DATA SUPPLIED start

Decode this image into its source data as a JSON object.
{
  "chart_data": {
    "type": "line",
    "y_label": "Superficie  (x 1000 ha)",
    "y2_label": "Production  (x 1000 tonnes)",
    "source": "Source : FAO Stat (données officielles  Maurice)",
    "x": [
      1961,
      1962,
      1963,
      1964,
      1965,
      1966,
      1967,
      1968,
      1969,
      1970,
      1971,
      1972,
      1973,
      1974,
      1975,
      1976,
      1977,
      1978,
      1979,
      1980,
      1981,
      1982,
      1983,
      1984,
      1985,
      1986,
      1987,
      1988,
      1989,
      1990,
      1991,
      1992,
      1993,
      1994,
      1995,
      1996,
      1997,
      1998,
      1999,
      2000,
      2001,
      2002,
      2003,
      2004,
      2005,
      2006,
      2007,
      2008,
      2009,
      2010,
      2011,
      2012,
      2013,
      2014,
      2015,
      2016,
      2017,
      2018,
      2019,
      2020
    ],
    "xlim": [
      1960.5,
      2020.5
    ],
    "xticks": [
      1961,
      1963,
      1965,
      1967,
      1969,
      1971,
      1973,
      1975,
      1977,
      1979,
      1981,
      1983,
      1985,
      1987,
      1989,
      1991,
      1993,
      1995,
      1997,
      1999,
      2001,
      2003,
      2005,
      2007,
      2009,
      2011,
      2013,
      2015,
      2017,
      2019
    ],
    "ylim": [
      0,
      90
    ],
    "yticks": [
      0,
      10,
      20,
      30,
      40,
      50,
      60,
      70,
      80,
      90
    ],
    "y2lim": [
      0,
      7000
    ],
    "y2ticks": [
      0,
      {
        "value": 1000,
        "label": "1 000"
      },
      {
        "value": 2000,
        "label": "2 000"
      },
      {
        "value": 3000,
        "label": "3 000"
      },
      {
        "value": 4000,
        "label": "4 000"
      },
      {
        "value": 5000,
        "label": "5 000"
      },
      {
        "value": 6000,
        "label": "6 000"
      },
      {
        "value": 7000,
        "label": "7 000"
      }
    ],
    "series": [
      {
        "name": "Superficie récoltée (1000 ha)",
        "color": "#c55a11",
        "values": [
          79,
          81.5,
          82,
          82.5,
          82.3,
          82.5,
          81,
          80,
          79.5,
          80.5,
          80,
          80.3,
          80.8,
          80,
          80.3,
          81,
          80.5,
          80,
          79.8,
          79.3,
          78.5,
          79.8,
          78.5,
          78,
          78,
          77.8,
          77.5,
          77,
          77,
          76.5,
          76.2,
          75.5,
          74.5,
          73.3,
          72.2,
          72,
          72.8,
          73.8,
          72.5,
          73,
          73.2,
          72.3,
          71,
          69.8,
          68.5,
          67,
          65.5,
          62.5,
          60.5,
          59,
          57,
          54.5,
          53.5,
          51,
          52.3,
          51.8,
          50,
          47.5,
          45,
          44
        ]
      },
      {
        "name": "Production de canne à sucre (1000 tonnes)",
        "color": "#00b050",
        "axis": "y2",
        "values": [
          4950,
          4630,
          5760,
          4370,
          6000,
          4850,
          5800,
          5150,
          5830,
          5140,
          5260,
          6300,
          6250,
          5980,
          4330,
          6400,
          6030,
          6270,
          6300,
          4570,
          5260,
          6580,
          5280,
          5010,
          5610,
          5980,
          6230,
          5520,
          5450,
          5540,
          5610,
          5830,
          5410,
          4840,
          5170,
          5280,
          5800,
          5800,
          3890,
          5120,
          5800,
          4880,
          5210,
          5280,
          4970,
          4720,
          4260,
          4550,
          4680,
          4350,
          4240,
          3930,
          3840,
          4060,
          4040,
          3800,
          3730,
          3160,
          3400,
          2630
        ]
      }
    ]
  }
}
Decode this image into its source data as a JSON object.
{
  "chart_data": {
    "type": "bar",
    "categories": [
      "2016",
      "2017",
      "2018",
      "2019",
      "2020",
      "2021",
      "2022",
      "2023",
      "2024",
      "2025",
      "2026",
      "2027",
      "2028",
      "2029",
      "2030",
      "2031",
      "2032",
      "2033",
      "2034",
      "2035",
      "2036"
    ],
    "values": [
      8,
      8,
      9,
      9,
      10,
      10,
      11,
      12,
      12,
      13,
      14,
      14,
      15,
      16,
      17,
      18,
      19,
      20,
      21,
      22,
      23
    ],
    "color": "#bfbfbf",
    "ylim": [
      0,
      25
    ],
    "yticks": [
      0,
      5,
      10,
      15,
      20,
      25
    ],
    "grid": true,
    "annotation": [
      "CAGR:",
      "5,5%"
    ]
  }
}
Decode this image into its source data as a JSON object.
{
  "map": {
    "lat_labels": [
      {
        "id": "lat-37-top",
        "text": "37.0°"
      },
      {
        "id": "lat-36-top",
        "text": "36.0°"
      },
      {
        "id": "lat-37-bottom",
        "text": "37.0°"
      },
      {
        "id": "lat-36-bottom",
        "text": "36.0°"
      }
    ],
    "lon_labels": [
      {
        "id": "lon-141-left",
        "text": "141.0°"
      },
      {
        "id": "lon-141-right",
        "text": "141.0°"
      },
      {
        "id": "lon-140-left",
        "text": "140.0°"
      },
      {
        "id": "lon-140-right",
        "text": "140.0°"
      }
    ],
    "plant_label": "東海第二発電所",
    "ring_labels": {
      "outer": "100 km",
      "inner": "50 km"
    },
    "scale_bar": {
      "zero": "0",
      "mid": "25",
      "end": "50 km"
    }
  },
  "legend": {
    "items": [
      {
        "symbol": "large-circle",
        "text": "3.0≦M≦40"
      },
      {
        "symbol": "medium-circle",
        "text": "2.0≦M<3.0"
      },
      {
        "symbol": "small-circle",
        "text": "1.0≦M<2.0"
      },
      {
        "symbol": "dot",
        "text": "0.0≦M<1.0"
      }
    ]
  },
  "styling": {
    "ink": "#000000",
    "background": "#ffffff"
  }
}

DATA SUPPLIED end

• **WHAT IS ASKED**
Reproduce all the data word for word.

• **SOLUTION TO THE PROBLEM**
Decode this image into its source data as a JSON object.
{
  "chart_data": {
    "type": "line",
    "y_label": "Superficie  (x 1000 ha)",
    "y2_label": "Production  (x 1000 tonnes)",
    "source": "Source : FAO Stat (données officielles  Maurice)",
    "x": [
      1961,
      1962,
      1963,
      1964,
      1965,
      1966,
      1967,
      1968,
      1969,
      1970,
      1971,
      1972,
      1973,
      1974,
      1975,
      1976,
      1977,
      1978,
      1979,
      1980,
      1981,
      1982,
      1983,
      1984,
      1985,
      1986,
      1987,
      1988,
      1989,
      1990,
      1991,
      1992,
      1993,
      1994,
      1995,
      1996,
      1997,
      1998,
      1999,
      2000,
      2001,
      2002,
      2003,
      2004,
      2005,
      2006,
      2007,
      2008,
      2009,
      2010,
      2011,
      2012,
      2013,
      2014,
      2015,
      2016,
      2017,
      2018,
      2019,
      2020
    ],
    "xlim": [
      1960.5,
      2020.5
    ],
    "xticks": [
      1961,
      1963,
      1965,
      1967,
      1969,
      1971,
      1973,
      1975,
      1977,
      1979,
      1981,
      1983,
      1985,
      1987,
      1989,
      1991,
      1993,
      1995,
      1997,
      1999,
      2001,
      2003,
      2005,
      2007,
      2009,
      2011,
      2013,
      2015,
      2017,
      2019
    ],
    "ylim": [
      0,
      90
    ],
    "yticks": [
      0,
      10,
      20,
      30,
      40,
      50,
      60,
      70,
      80,
      90
    ],
    "y2lim": [
      0,
      7000
    ],
    "y2ticks": [
      0,
      {
        "value": 1000,
        "label": "1 000"
      },
      {
        "value": 2000,
        "label": "2 000"
      },
      {
        "value": 3000,
        "label": "3 000"
      },
      {
        "value": 4000,
        "label": "4 000"
      },
      {
        "value": 5000,
        "label": "5 000"
      },
      {
        "value": 6000,
        "label": "6 000"
      },
      {
        "value": 7000,
        "label": "7 000"
      }
    ],
    "series": [
      {
        "name": "Superficie récoltée (1000 ha)",
        "color": "#c55a11",
        "values": [
          79,
          81.5,
          82,
          82.5,
          82.3,
          82.5,
          81,
          80,
          79.5,
          80.5,
          80,
          80.3,
          80.8,
          80,
          80.3,
          81,
          80.5,
          80,
          79.8,
          79.3,
          78.5,
          79.8,
          78.5,
          78,
          78,
          77.8,
          77.5,
          77,
          77,
          76.5,
          76.2,
          75.5,
          74.5,
          73.3,
          72.2,
          72,
          72.8,
          73.8,
          72.5,
          73,
          73.2,
          72.3,
          71,
          69.8,
          68.5,
          67,
          65.5,
          62.5,
          60.5,
          59,
          57,
          54.5,
          53.5,
          51,
          52.3,
          51.8,
          50,
          47.5,
          45,
          44
        ]
      },
      {
        "name": "Production de canne à sucre (1000 tonnes)",
        "color": "#00b050",
        "axis": "y2",
        "values": [
          4950,
          4630,
          5760,
          4370,
          6000,
          4850,
          5800,
          5150,
          5830,
          5140,
          5260,
          6300,
          6250,
          5980,
          4330,
          6400,
          6030,
          6270,
          6300,
          4570,
          5260,
          6580,
          5280,
          5010,
          5610,
          5980,
          6230,
          5520,
          5450,
          5540,
          5610,
          5830,
          5410,
          4840,
          5170,
          5280,
          5800,
          5800,
          3890,
          5120,
          5800,
          4880,
          5210,
          5280,
          4970,
          4720,
          4260,
          4550,
          4680,
          4350,
          4240,
          3930,
          3840,
          4060,
          4040,
          3800,
          3730,
          3160,
          3400,
          2630
        ]
      }
    ]
  }
}
Decode this image into its source data as a JSON object.
{
  "chart_data": {
    "type": "bar",
    "categories": [
      "2016",
      "2017",
      "2018",
      "2019",
      "2020",
      "2021",
      "2022",
      "2023",
      "2024",
      "2025",
      "2026",
      "2027",
      "2028",
      "2029",
      "2030",
      "2031",
      "2032",
      "2033",
      "2034",
      "2035",
      "2036"
    ],
    "values": [
      8,
      8,
      9,
      9,
      10,
      10,
      11,
      12,
      12,
      13,
      14,
      14,
      15,
      16,
      17,
      18,
      19,
      20,
      21,
      22,
      23
    ],
    "color": "#bfbfbf",
    "ylim": [
      0,
      25
    ],
    "yticks": [
      0,
      5,
      10,
      15,
      20,
      25
    ],
    "grid": true,
    "annotation": [
      "CAGR:",
      "5,5%"
    ]
  }
}
Decode this image into its source data as a JSON object.
{
  "map": {
    "lat_labels": [
      {
        "id": "lat-37-top",
        "text": "37.0°"
      },
      {
        "id": "lat-36-top",
        "text": "36.0°"
      },
      {
        "id": "lat-37-bottom",
        "text": "37.0°"
      },
      {
        "id": "lat-36-bottom",
        "text": "36.0°"
      }
    ],
    "lon_labels": [
      {
        "id": "lon-141-left",
        "text": "141.0°"
      },
      {
        "id": "lon-141-right",
        "text": "141.0°"
      },
      {
        "id": "lon-140-left",
        "text": "140.0°"
      },
      {
        "id": "lon-140-right",
        "text": "140.0°"
      }
    ],
    "plant_label": "東海第二発電所",
    "ring_labels": {
      "outer": "100 km",
      "inner": "50 km"
    },
    "scale_bar": {
      "zero": "0",
      "mid": "25",
      "end": "50 km"
    }
  },
  "legend": {
    "items": [
      {
        "symbol": "large-circle",
        "text": "3.0≦M≦40"
      },
      {
        "symbol": "medium-circle",
        "text": "2.0≦M<3.0"
      },
      {
        "symbol": "small-circle",
        "text": "1.0≦M<2.0"
      },
      {
        "symbol": "dot",
        "text": "0.0≦M<1.0"
      }
    ]
  },
  "styling": {
    "ink": "#000000",
    "background": "#ffffff"
  }
}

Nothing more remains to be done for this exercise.